[Saved data entries]

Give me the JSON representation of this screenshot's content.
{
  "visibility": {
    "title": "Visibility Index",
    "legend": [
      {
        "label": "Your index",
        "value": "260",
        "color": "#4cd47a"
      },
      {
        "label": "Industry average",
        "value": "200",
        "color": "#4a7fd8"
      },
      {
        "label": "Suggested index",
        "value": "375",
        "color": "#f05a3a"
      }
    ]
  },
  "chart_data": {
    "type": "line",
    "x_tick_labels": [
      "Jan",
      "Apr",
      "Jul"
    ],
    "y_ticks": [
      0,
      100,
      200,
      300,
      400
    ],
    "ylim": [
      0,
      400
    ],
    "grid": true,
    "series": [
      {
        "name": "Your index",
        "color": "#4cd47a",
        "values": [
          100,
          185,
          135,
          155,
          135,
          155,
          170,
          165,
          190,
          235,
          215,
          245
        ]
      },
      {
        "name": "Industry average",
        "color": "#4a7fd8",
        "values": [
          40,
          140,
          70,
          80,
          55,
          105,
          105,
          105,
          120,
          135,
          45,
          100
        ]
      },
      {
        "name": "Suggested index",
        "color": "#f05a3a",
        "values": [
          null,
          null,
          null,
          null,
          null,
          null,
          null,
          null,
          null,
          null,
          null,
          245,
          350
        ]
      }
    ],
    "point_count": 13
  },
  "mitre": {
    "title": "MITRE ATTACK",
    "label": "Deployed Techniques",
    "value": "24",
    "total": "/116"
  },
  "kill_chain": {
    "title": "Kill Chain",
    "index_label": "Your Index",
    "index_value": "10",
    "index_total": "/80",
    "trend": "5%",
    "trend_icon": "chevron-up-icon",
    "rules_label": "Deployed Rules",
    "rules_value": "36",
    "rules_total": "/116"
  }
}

Work to complete
Extract the listing in its entirety and repeat it exactly.

Complete answer
Give me the JSON representation of this screenshot's content.
{
  "visibility": {
    "title": "Visibility Index",
    "legend": [
      {
        "label": "Your index",
        "value": "260",
        "color": "#4cd47a"
      },
      {
        "label": "Industry average",
        "value": "200",
        "color": "#4a7fd8"
      },
      {
        "label": "Suggested index",
        "value": "375",
        "color": "#f05a3a"
      }
    ]
  },
  "chart_data": {
    "type": "line",
    "x_tick_labels": [
      "Jan",
      "Apr",
      "Jul"
    ],
    "y_ticks": [
      0,
      100,
      200,
      300,
      400
    ],
    "ylim": [
      0,
      400
    ],
    "grid": true,
    "series": [
      {
        "name": "Your index",
        "color": "#4cd47a",
        "values": [
          100,
          185,
          135,
          155,
          135,
          155,
          170,
          165,
          190,
          235,
          215,
          245
        ]
      },
      {
        "name": "Industry average",
        "color": "#4a7fd8",
        "values": [
          40,
          140,
          70,
          80,
          55,
          105,
          105,
          105,
          120,
          135,
          45,
          100
        ]
      },
      {
        "name": "Suggested index",
        "color": "#f05a3a",
        "values": [
          null,
          null,
          null,
          null,
          null,
          null,
          null,
          null,
          null,
          null,
          null,
          245,
          350
        ]
      }
    ],
    "point_count": 13
  },
  "mitre": {
    "title": "MITRE ATTACK",
    "label": "Deployed Techniques",
    "value": "24",
    "total": "/116"
  },
  "kill_chain": {
    "title": "Kill Chain",
    "index_label": "Your Index",
    "index_value": "10",
    "index_total": "/80",
    "trend": "5%",
    "trend_icon": "chevron-up-icon",
    "rules_label": "Deployed Rules",
    "rules_value": "36",
    "rules_total": "/116"
  }
}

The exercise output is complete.